- GOAL
Copy out each line of the data holding "rgba".
+--
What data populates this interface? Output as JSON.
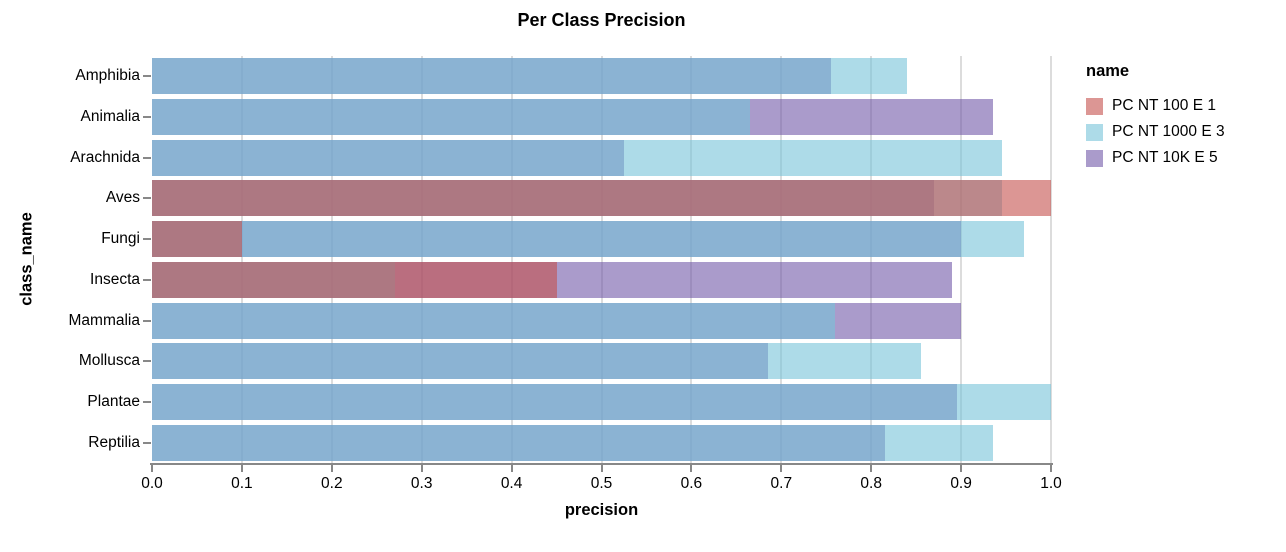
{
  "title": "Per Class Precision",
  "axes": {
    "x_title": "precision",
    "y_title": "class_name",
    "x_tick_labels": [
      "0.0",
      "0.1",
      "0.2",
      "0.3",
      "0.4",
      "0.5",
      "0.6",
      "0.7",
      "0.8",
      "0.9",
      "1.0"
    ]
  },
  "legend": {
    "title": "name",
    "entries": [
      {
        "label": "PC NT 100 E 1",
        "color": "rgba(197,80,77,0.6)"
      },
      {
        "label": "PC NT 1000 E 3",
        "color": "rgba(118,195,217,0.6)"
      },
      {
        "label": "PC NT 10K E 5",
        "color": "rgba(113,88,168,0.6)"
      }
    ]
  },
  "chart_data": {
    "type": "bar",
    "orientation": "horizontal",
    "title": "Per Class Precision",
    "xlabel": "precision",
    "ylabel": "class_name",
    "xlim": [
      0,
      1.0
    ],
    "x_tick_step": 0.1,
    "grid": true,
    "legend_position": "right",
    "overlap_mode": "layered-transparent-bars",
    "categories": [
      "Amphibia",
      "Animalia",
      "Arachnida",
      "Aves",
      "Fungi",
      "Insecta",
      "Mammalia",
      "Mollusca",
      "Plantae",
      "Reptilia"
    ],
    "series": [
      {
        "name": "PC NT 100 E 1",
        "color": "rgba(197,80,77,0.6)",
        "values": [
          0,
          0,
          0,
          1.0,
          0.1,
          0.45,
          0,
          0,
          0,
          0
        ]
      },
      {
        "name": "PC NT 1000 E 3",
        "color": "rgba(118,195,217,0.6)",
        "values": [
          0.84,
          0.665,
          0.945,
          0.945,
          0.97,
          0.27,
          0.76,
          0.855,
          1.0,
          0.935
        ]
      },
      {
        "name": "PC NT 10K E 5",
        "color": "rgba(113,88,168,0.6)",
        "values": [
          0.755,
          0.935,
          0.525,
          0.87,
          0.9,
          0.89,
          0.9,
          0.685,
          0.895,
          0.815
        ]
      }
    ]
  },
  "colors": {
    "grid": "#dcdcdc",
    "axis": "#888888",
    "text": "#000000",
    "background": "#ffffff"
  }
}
+--
- TASK OUTPUT
        "color": "rgba(197,80,77,0.6)"
        "color": "rgba(118,195,217,0.6)"
        "color": "rgba(113,88,168,0.6)"
        "color": "rgba(197,80,77,0.6)",
        "color": "rgba(118,195,217,0.6)",
        "color": "rgba(113,88,168,0.6)",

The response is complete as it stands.